Stated goal a:
Reproduce the records word for word, starting at the line containing "legend-caches-swatch [144, 601, 167, 622]" and ending at the line containing "bar-9 [572, 509, 595, 540]".

--- START Document segment ---

Document: distance calculation for morphological erosion

[graeme-winter]

dials/src/dials/algorithms/image/filter/distance.h

Line 67 in 9af1ec1

void chebyshev_distance(const af::const_ref<InputType, af::c_grid<2> > &src,

This is supposed to compute the chess board king move distance between a pixel A and the nearest pixel B of a given class, and checks North / East then South / West. As far as I can tell this ignores pixels in the North East or the South / West quadrant?

This feels like a bug to me. But I don't think it is a significant bug, as the erosion probably achieved by other pixel combinations. I only stumbled across this as appearing asymmetric when I was trying to understand how the dispersion extended spot finding actually worked.

[graeme-winter]

OK, comments also mention other quadrants, so more a case of "I don't understand this code" than "this is a bug"

[graeme-winter]

It turns out it is not a bug, but the code could do with some annotation

#include <iostream>
#include <vector>

#define NX 64
#define NY 64

std::vector<uint16_t> dumb(std::vector<uint16_t> image) {
  std::vector<uint16_t> result(NY * NX);
  for (int i = 0; i < NY; i++) {
    for (int j = 0; j < NX; j++) {
      uint16_t mask = image[i * NX + j];
      for (int _i = -3; _i <= 3; _i++) {
        if ((i + _i) < 0 || (i + _i) >= NY)
          continue;
        for (int _j = -3; _j <= 3; _j++) {
          if ((j + _j) < 0 || (j + _j) >= NX)

--- END Document segment ---
--- START Data supplied ---

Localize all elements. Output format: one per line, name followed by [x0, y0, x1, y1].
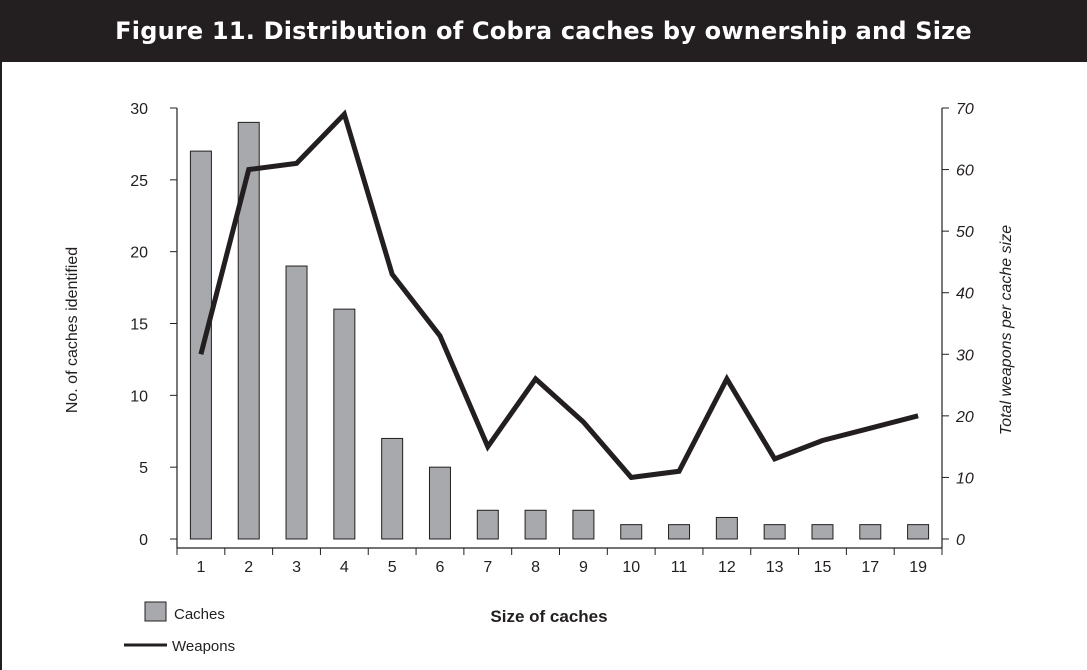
legend-caches-swatch [144, 601, 167, 622]
bar-4 [333, 308, 356, 540]
bar-13 [763, 524, 786, 540]
y2-axis-title: Total weapons per cache size [998, 225, 1015, 435]
x-tick-label-12: 12 [718, 559, 736, 576]
bars-group [189, 121, 930, 540]
y-tick-label-25: 25 [130, 173, 148, 190]
y-tick-label-5: 5 [139, 460, 148, 477]
bar-2 [237, 121, 260, 540]
legend-caches-label: Caches [174, 606, 225, 623]
x-tick-label-7: 7 [483, 559, 492, 576]
y2-tick-label-30: 30 [956, 347, 974, 364]
bar-19 [907, 524, 930, 540]
weapons-line [198, 109, 919, 481]
bar-6 [428, 466, 451, 540]
x-tick-label-4: 4 [340, 559, 349, 576]
bar-5 [381, 437, 404, 540]
bar-15 [811, 524, 834, 540]
figure-title: Figure 11. Distribution of Cobra caches … [115, 17, 972, 45]
y-tick-label-0: 0 [139, 532, 148, 549]
x-tick-label-19: 19 [909, 559, 927, 576]
bar-7 [476, 509, 499, 540]
y2-tick-label-0: 0 [956, 532, 965, 549]
x-tick-label-10: 10 [622, 559, 640, 576]
bar-12 [715, 516, 738, 540]
bar-17 [859, 524, 882, 540]
x-tick-label-11: 11 [671, 559, 688, 576]
y-axis-title: No. of caches identified [64, 247, 81, 413]
x-tick-label-17: 17 [861, 559, 879, 576]
legend-weapons-label: Weapons [172, 638, 235, 655]
x-tick-label-13: 13 [766, 559, 784, 576]
y2-tick-label-40: 40 [956, 286, 974, 303]
y-tick-label-20: 20 [130, 245, 148, 262]
x-tick-label-15: 15 [814, 559, 832, 576]
y-tick-label-30: 30 [130, 101, 148, 118]
x-tick-label-5: 5 [388, 559, 397, 576]
figure-title-bar: Figure 11. Distribution of Cobra caches … [0, 0, 1087, 62]
x-tick-label-2: 2 [244, 559, 253, 576]
bar-11 [668, 524, 691, 540]
x-tick-label-1: 1 [196, 559, 205, 576]
x-tick-label-9: 9 [579, 559, 588, 576]
x-tick-label-3: 3 [292, 559, 301, 576]
y2-tick-label-60: 60 [956, 163, 974, 180]
y2-tick-label-10: 10 [956, 470, 974, 487]
x-tick-label-6: 6 [436, 559, 445, 576]
y-tick-label-10: 10 [130, 388, 148, 405]
bar-10 [620, 524, 643, 540]
y2-tick-label-20: 20 [955, 409, 974, 426]
bar-3 [285, 265, 308, 540]
x-tick-label-8: 8 [531, 559, 540, 576]
x-axis-title: Size of caches [490, 607, 607, 626]
bar-9 [572, 509, 595, 540]
bar-8 [524, 509, 547, 540]
y2-tick-label-50: 50 [956, 224, 974, 241]
y2-tick-label-70: 70 [956, 101, 974, 118]
y-tick-label-15: 15 [130, 317, 148, 334]
line-group [198, 109, 919, 481]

--- END Data supplied ---

Stated goal b:
Answer these questions about the thread on distance calculation for morphological erosion:
(i) Which file path does the first post cite?
(ii) According to the first post, what is the chebyshev_distance function supposed to compute?
(iii) What value are NX and NY each defined as in the code?

Task response a:
legend-caches-swatch [144, 601, 167, 622]
bar-4 [333, 308, 356, 540]
bar-13 [763, 524, 786, 540]
y2-axis-title: Total weapons per cache size [998, 225, 1015, 435]
x-tick-label-12: 12 [718, 559, 736, 576]
bars-group [189, 121, 930, 540]
y-tick-label-25: 25 [130, 173, 148, 190]
y-tick-label-5: 5 [139, 460, 148, 477]
bar-2 [237, 121, 260, 540]
legend-caches-label: Caches [174, 606, 225, 623]
x-tick-label-7: 7 [483, 559, 492, 576]
y2-tick-label-30: 30 [956, 347, 974, 364]
bar-19 [907, 524, 930, 540]
weapons-line [198, 109, 919, 481]
bar-6 [428, 466, 451, 540]
x-tick-label-4: 4 [340, 559, 349, 576]
bar-5 [381, 437, 404, 540]
bar-15 [811, 524, 834, 540]
figure-title: Figure 11. Distribution of Cobra caches … [115, 17, 972, 45]
y-tick-label-0: 0 [139, 532, 148, 549]
x-tick-label-19: 19 [909, 559, 927, 576]
bar-7 [476, 509, 499, 540]
y2-tick-label-0: 0 [956, 532, 965, 549]
x-tick-label-10: 10 [622, 559, 640, 576]
bar-12 [715, 516, 738, 540]
bar-17 [859, 524, 882, 540]
x-tick-label-11: 11 [671, 559, 688, 576]
y-axis-title: No. of caches identified [64, 247, 81, 413]
x-tick-label-17: 17 [861, 559, 879, 576]
legend-weapons-label: Weapons [172, 638, 235, 655]
x-tick-label-13: 13 [766, 559, 784, 576]
y2-tick-label-40: 40 [956, 286, 974, 303]
y-tick-label-20: 20 [130, 245, 148, 262]
x-tick-label-15: 15 [814, 559, 832, 576]
y-tick-label-30: 30 [130, 101, 148, 118]
x-tick-label-5: 5 [388, 559, 397, 576]
figure-title-bar: Figure 11. Distribution of Cobra caches … [0, 0, 1087, 62]
x-tick-label-2: 2 [244, 559, 253, 576]
bar-11 [668, 524, 691, 540]
x-tick-label-1: 1 [196, 559, 205, 576]
x-tick-label-9: 9 [579, 559, 588, 576]
x-tick-label-3: 3 [292, 559, 301, 576]
y2-tick-label-60: 60 [956, 163, 974, 180]
y2-tick-label-10: 10 [956, 470, 974, 487]
x-tick-label-6: 6 [436, 559, 445, 576]
y-tick-label-10: 10 [130, 388, 148, 405]
bar-10 [620, 524, 643, 540]
y2-tick-label-20: 20 [955, 409, 974, 426]
bar-3 [285, 265, 308, 540]
x-tick-label-8: 8 [531, 559, 540, 576]
x-axis-title: Size of caches [490, 607, 607, 626]
bar-9 [572, 509, 595, 540]

Task response b:
(i) dials/src/dials/algorithms/image/filter/distance.h
(ii) The chess board king move distance between a pixel A and the nearest pixel B of a given class.
(iii) 64.